## Given request
Filter these entries, keeping only lines that hold the word "aquilonē".

════════════════════

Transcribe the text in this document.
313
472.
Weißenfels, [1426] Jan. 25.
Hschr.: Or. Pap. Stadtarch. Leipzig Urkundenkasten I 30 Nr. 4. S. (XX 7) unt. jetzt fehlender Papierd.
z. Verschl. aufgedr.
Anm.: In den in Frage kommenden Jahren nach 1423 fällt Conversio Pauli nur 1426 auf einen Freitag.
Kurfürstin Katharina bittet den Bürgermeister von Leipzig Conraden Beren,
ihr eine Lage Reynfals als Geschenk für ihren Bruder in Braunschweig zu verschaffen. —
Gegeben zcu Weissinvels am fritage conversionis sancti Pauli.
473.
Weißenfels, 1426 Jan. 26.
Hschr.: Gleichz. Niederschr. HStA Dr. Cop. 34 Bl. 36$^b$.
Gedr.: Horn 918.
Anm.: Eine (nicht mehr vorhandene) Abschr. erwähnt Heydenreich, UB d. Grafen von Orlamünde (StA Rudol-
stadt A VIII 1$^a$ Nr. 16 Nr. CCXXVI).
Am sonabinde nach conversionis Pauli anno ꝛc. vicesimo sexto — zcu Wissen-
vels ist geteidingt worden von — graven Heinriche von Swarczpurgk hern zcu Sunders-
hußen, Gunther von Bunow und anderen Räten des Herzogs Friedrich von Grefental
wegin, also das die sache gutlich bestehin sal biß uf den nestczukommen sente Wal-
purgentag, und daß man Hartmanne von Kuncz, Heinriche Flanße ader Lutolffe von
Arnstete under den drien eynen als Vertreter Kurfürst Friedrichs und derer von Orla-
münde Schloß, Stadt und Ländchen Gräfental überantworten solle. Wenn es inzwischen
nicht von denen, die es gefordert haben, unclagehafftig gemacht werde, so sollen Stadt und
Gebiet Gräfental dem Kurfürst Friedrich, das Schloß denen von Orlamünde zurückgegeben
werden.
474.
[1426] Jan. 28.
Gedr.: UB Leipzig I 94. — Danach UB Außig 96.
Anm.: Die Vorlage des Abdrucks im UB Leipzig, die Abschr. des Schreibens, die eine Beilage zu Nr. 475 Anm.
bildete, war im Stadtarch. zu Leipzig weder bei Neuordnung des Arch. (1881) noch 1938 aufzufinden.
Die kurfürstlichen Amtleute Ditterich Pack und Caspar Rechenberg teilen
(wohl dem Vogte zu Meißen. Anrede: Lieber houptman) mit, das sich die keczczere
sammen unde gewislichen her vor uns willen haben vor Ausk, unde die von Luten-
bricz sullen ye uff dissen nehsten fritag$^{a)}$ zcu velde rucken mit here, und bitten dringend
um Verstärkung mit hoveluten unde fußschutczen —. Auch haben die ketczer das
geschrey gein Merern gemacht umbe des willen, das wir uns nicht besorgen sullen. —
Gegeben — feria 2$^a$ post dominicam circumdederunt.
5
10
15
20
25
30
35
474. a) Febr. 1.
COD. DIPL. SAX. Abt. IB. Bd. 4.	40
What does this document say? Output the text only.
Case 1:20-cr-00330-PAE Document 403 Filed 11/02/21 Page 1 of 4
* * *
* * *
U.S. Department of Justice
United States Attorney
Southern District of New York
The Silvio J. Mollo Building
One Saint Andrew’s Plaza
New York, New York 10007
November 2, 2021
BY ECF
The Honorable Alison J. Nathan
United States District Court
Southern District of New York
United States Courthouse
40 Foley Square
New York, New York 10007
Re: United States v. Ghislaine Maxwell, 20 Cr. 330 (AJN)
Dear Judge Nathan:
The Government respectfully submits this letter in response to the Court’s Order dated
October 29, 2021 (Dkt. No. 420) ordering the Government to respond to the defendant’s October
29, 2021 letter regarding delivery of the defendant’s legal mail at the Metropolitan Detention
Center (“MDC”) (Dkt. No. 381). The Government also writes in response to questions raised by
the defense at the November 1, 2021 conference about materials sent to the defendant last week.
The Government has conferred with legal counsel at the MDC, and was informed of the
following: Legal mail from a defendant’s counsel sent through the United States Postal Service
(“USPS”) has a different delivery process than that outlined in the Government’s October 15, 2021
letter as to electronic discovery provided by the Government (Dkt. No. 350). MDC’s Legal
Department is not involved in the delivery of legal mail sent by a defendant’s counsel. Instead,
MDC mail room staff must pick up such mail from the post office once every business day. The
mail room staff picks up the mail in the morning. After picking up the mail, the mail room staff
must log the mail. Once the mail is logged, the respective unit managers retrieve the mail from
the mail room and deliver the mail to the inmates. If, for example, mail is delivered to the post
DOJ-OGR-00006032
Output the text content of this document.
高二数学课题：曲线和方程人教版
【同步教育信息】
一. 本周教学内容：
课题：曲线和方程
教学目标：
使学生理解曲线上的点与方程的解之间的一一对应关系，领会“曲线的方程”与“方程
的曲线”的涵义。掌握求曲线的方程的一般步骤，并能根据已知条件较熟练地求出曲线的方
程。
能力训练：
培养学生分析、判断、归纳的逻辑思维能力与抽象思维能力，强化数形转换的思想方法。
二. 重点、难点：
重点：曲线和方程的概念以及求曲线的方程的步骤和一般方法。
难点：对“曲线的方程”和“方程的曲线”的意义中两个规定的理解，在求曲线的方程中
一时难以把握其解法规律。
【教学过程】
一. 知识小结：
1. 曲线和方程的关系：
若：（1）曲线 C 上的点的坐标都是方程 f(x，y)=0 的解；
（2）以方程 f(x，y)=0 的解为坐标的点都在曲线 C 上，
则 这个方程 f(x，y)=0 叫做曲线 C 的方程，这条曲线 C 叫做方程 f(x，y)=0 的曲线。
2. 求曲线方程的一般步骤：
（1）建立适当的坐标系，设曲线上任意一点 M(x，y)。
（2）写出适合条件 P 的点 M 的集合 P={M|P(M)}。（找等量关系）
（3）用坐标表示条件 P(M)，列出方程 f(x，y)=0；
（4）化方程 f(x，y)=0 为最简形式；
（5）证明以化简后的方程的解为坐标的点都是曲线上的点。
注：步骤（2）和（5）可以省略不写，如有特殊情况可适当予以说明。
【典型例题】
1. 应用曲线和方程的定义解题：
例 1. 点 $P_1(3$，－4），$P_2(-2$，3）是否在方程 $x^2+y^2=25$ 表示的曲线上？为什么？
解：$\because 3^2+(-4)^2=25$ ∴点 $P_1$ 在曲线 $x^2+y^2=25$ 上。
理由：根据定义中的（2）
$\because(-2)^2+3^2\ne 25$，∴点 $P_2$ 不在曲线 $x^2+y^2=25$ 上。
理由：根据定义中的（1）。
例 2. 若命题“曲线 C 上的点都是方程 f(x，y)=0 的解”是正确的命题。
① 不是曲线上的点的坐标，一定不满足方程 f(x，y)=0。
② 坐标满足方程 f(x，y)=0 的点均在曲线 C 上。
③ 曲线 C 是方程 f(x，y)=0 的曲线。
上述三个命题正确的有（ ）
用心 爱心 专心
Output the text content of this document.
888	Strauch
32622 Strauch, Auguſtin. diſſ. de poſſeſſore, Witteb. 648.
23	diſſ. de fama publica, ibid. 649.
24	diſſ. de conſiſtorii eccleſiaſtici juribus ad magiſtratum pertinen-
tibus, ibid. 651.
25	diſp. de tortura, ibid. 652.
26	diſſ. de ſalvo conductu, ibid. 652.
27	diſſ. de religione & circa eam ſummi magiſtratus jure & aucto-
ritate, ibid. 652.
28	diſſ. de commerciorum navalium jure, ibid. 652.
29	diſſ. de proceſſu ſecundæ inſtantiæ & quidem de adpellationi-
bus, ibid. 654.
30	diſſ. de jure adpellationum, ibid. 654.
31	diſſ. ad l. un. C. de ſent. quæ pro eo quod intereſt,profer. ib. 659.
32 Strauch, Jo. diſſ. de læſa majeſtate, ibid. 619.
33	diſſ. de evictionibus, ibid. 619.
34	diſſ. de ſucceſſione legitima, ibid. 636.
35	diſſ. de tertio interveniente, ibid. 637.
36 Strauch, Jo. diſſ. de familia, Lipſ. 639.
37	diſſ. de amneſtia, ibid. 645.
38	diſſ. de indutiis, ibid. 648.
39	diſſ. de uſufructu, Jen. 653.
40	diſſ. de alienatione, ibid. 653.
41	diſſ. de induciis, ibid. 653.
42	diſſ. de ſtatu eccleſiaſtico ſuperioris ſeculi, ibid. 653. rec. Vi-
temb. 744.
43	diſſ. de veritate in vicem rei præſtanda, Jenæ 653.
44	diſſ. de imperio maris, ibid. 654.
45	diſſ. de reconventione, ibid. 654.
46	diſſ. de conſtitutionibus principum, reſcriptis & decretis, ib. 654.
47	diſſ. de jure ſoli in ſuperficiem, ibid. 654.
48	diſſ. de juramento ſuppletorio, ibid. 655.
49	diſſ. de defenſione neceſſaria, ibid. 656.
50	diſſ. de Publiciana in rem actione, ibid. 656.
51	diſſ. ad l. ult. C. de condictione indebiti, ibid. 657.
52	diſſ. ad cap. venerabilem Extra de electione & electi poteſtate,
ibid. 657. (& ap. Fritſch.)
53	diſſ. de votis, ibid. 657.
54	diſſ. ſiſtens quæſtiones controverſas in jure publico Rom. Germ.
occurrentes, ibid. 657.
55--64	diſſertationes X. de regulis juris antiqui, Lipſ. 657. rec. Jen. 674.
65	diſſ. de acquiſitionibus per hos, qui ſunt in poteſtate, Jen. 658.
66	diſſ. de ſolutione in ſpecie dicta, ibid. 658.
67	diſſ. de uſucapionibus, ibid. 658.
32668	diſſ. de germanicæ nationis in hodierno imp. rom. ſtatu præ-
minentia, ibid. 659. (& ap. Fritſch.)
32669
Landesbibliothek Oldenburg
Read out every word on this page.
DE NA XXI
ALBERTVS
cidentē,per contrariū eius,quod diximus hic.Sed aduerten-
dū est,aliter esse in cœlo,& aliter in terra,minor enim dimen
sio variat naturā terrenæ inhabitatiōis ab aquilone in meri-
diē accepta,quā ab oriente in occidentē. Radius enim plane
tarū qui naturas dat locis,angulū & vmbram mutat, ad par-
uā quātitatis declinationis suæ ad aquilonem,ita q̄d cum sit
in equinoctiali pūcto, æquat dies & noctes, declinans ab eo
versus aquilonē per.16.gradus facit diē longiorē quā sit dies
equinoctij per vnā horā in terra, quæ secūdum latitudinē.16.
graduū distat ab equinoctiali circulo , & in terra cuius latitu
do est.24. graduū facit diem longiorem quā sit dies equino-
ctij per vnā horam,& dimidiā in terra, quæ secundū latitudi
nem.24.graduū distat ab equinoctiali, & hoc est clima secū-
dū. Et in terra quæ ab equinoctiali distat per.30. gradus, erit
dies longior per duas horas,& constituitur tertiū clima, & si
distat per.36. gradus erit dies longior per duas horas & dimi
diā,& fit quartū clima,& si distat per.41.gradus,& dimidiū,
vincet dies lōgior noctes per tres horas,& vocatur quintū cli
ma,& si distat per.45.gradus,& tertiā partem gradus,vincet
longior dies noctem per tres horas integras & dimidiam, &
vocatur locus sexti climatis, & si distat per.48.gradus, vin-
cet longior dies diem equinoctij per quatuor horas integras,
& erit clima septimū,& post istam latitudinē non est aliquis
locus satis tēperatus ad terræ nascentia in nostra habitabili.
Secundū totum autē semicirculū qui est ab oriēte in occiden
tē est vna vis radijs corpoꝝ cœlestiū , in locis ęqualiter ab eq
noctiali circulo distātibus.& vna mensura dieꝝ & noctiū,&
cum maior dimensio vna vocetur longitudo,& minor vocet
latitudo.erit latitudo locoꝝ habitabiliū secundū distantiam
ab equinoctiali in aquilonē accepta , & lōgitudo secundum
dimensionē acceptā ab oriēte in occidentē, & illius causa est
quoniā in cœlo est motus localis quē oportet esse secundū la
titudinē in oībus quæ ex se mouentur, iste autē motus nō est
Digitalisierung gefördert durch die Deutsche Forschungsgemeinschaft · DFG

════════════════════

## Output for this task
versus aquilonē per.16.gradus facit diē longiorē quā sit dies
ab equinoctiali in aquilonē accepta , & lōgitudo secundum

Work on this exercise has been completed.